■ PROBLEM SET ■
1) Check each statement against the review of the log-structured file system paper, answering yes or no and quoting the deciding words from the review. (a) LFS writes all relevant files to a contiguous area of the disk in a single write operation. (b) The i-node map is usually too large to keep in main memory. (c) The greedy policy picks the least fragmented segment for cleaning.
2) According to the review of the log-structured file system paper, how does LFS eliminate the seek time delay of random-access file systems? Answer in one to three sentences.
3) Carry on the review of the log-structured file system paper from where it stops.

■ PASSAGE SHOWN ■
◇ ◇ ◇ ◇ ◇
Review of The design & Implementation of Log-Structured File System (by Rosenblum & Ousterhout)

From: Prasanna Kumar Jayapal (prasak_at_winse.microsoft.com)
Date: Mon Feb 23 2004 - 17:26:31 PST

  • Next message: Gail Rahn: "Review of "...Log-Structured File System" by Rosenblum and Ousterhout"

    This paper ("The design and Implementation of a Log-structured File
    System") presents a file system (LFS) that writes files sequentially in
    logs. The main advantages of LFS are better utilization of
    disk-bandwidth and better crash-recovery.

     

    LFS caches several write requests in the main memory and writes all
    relevant files in a contiguous area of the disk in only one write
    operation, eliminating thus the seek time delay of random-access file
    systems. This sequential log contains both the actual file-data as well
    as meta-data (i-nodes). There is an i-node map that holds the physical
    address of each i-node. I-nodes maps are compact enough to be fit into
    the main memory, hence location of any given i-node can usually be found
    out without costly disk access.

     

    The disk is partitioned into large, fixed-size segments. Logs are always
    written into empty segment. Fragmented data in a given segment is copied
    and compacted to other segment for the purpose of creating free
    segments. With every segment a bookkeeping data-structure is kept which
    is called 'segment summary block'. From the segment summary block we can
    find out whether a given block is live inside the segment; and we can
    update the i-node corresponding to a live block when we relocate it to
    another segment.

     

    Based on simulation results, the designers of LFS found out an efficient
    policy to select the segments eligible for cleaning procedure. It turned
    out that segments having higher value of cost/benefit ratio should be
    picked for cleaning. This policy reduced the cost of writing by more
    than 50% compared to the greedy policy (picking up most fragmented
    segment for cleaning), and also made LFS outperform UNIX FFS at even
    high disk capacity utilization.
◇ ◇ ◇ ◇ ◇
Rows from a layout dataset:

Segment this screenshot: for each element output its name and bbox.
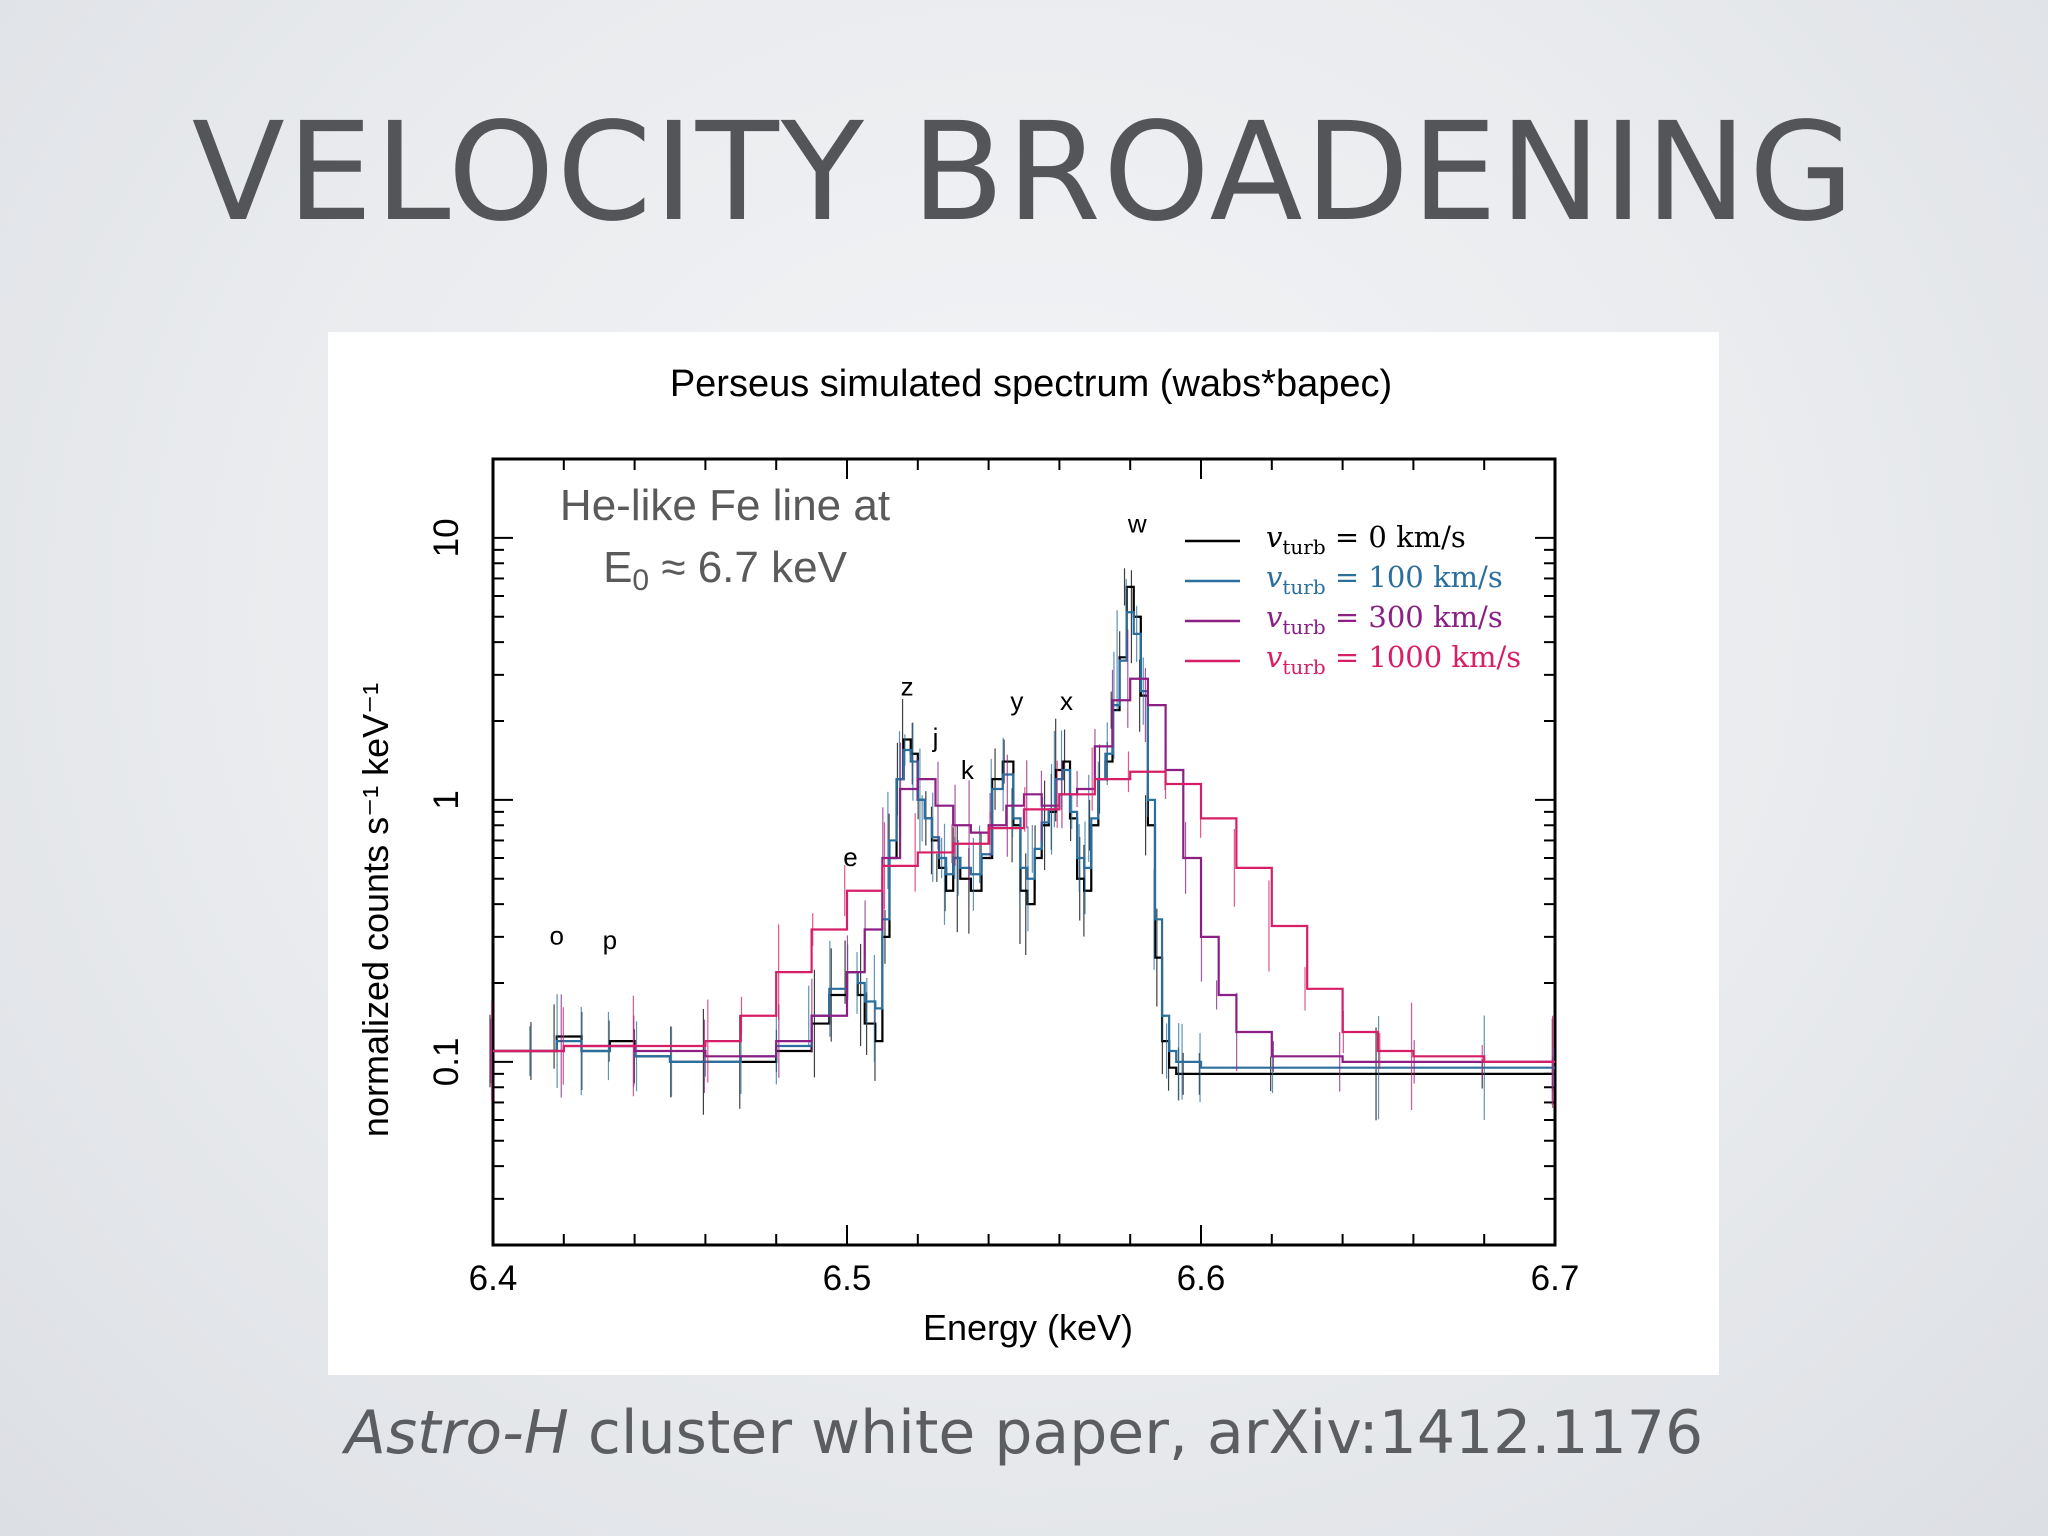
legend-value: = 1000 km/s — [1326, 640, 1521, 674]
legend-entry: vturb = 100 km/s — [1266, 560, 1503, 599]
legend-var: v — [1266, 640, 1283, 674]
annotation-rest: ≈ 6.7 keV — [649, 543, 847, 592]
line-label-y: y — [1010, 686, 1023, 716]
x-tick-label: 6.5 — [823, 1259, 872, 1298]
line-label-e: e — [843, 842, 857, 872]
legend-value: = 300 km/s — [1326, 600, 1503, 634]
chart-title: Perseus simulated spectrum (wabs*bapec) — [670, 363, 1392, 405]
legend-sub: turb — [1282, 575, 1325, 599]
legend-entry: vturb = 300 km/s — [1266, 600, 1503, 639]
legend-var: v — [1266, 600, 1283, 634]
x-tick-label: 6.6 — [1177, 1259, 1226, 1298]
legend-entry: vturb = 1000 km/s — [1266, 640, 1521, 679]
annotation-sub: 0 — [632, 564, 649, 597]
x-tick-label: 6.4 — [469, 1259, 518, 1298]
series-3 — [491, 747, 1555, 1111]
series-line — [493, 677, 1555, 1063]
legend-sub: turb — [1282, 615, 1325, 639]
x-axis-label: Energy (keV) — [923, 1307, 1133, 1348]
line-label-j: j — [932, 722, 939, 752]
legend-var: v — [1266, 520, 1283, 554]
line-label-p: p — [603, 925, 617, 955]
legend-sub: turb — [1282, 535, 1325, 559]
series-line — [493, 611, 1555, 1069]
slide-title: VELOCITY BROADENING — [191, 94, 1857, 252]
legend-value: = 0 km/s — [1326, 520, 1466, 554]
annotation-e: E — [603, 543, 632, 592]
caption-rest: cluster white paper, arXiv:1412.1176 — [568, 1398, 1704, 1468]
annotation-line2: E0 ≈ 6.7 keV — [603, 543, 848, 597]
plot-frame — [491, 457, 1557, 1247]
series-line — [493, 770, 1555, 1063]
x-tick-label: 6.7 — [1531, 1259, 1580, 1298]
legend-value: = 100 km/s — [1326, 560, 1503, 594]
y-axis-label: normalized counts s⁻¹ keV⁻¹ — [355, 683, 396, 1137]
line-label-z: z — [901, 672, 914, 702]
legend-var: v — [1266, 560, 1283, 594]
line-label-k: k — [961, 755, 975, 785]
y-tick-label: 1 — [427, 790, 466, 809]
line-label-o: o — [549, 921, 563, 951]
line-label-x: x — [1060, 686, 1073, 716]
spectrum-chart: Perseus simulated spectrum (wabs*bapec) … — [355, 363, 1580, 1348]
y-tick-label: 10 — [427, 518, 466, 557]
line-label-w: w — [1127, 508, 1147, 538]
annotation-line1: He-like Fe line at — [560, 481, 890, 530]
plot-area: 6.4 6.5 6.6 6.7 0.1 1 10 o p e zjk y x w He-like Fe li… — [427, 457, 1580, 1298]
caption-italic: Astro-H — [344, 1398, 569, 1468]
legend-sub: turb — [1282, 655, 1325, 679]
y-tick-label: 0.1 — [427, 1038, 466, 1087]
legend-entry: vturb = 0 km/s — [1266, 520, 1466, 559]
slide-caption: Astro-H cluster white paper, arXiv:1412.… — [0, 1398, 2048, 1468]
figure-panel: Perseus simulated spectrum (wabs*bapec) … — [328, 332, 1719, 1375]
◇ ◇ ◇ ◇ ◇
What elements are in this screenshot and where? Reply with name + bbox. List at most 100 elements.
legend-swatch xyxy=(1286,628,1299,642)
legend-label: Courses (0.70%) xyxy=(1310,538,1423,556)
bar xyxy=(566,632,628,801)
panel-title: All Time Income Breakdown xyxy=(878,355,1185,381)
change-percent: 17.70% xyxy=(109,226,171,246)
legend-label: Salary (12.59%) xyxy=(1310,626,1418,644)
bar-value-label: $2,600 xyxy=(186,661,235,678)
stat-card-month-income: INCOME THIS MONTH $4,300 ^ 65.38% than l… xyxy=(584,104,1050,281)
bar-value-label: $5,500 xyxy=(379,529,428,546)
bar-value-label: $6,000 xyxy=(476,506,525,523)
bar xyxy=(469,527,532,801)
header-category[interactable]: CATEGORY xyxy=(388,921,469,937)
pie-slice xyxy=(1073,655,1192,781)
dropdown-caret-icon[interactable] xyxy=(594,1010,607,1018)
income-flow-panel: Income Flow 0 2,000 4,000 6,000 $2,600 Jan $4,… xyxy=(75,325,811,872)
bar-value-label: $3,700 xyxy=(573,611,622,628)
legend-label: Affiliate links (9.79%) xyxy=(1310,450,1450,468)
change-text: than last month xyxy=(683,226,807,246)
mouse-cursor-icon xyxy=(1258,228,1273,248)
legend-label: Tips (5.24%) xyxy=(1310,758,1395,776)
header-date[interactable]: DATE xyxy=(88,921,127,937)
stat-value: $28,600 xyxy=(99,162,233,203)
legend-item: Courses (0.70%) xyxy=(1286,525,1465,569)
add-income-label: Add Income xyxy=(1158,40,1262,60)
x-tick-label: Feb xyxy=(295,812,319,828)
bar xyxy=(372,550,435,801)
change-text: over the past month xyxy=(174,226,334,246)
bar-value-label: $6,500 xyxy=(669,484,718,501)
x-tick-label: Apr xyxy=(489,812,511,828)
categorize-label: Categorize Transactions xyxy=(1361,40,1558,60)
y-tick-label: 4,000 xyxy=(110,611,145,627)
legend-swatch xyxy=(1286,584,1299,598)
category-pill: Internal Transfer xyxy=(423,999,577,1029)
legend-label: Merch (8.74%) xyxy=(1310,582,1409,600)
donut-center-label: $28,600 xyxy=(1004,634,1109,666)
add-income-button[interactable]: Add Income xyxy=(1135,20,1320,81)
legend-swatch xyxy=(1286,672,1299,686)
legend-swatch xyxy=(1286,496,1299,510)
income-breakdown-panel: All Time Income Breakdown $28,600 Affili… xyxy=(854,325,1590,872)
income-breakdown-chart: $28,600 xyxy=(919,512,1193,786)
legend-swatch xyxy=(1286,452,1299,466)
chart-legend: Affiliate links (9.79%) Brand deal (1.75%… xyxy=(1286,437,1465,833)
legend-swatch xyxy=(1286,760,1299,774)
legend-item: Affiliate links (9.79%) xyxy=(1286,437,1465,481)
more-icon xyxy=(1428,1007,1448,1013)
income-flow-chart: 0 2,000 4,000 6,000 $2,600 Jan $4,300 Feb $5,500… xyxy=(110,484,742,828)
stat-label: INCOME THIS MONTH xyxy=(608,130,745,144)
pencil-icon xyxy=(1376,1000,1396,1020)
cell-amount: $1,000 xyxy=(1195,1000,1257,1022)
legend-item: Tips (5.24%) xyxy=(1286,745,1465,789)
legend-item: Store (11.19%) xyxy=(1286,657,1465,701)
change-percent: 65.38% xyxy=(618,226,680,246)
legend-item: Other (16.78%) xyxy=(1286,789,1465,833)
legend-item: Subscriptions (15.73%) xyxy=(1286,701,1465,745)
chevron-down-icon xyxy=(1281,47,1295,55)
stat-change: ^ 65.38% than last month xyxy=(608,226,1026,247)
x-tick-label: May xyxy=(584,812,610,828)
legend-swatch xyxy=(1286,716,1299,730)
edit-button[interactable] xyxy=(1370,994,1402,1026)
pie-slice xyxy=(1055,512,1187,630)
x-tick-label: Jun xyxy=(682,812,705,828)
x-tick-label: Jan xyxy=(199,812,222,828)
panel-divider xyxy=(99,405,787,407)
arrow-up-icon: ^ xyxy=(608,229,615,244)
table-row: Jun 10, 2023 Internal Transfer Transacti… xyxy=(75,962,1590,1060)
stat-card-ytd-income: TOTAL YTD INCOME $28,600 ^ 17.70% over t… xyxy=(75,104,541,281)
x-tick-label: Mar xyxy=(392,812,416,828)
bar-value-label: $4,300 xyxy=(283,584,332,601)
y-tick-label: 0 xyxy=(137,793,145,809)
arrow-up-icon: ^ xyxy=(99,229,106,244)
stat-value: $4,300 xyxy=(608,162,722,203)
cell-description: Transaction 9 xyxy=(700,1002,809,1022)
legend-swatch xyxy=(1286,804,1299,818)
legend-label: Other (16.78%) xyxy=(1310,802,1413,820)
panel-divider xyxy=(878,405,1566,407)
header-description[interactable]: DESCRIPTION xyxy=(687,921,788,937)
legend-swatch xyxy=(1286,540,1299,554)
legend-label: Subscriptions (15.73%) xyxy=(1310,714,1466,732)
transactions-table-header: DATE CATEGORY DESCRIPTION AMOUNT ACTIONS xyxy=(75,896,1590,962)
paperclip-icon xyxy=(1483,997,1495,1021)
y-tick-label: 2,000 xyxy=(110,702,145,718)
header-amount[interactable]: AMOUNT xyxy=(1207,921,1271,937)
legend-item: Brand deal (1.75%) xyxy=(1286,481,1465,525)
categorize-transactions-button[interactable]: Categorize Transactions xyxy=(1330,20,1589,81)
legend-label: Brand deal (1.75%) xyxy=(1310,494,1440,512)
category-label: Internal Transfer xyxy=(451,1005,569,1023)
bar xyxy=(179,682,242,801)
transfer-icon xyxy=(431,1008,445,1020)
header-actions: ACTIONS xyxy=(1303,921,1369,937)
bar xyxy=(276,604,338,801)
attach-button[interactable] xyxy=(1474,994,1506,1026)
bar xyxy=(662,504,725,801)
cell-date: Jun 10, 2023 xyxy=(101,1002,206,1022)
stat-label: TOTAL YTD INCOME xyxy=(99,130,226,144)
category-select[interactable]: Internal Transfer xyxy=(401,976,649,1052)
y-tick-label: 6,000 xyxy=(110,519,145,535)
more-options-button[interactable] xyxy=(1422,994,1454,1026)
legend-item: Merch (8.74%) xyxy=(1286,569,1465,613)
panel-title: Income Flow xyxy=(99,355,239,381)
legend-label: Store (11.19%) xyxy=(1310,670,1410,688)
◇ ◇ ◇ ◇ ◇
■ RESPONSES TO THE EXERCISE ■
1)
(a) Yes: "writes all relevant files in a contiguous area of the disk in only one write operation"
(b) No: "I-nodes maps are compact enough to be fit into the main memory"
(c) No: "picking up most fragmented segment for cleaning"

2) LFS caches several write requests in main memory. It then writes all relevant files to a contiguous area of the disk in a single write operation, which eliminates the seek time delay of random-access file systems.

3)
     

    Another important aspect of the system is crash recovery facilitated
    through the periodical store of checkpoints, which correspond to a
    consistent state of the LFS. After a crash the LFS chooses the most
    recent of the two checkpoints hold at any time and incorporates the
    changes done since then by using a roll-forward mechanism that checks
    the last writes (which are located at the end of the log) and updates
    all relevant data-structures (e.g. utilization field in the segment
    usage table). Moreover, in order to ensure consistency between i-nodes
    and directory entries, all directory manipulations are written to a
    directory operation log before the corresponding directory entry or
    i-node.

     

    The authors present a number of arguments supporting the two major
    decisions they made. The first one is the log-based structure which, as
    performance results have shown, gives much better write performance for
    small files (because it writes many of them sequentially in a single
    operation) but yields the same or worse write performance for large
    files as well as read performance for random reads (if files are read in
    the order they were written, then the LFS's performance is much better).
    Their second major decision, referring to which segments should be
    cleaned, resulted from a simulation, which showed that the system should
    take into account not only the cost of cleaning but also the duration
    the cleaned segments are expected to stay used, evoking thus cleaning of
    rarely used segments at higher utilization than in the case of
    frequently used segments (which will rapidly re-accumulate empty space).

     

    Overall, I felt that the idea was new and interesting at the file system
    level although I could see quite some resemblances to the database
    systems. The authors have successfully demonstrated the benefits of the
    log based file systems.

     

     


  • Next message: Gail Rahn: "Review of "...Log-Structured File System" by Rosenblum and Ousterhout"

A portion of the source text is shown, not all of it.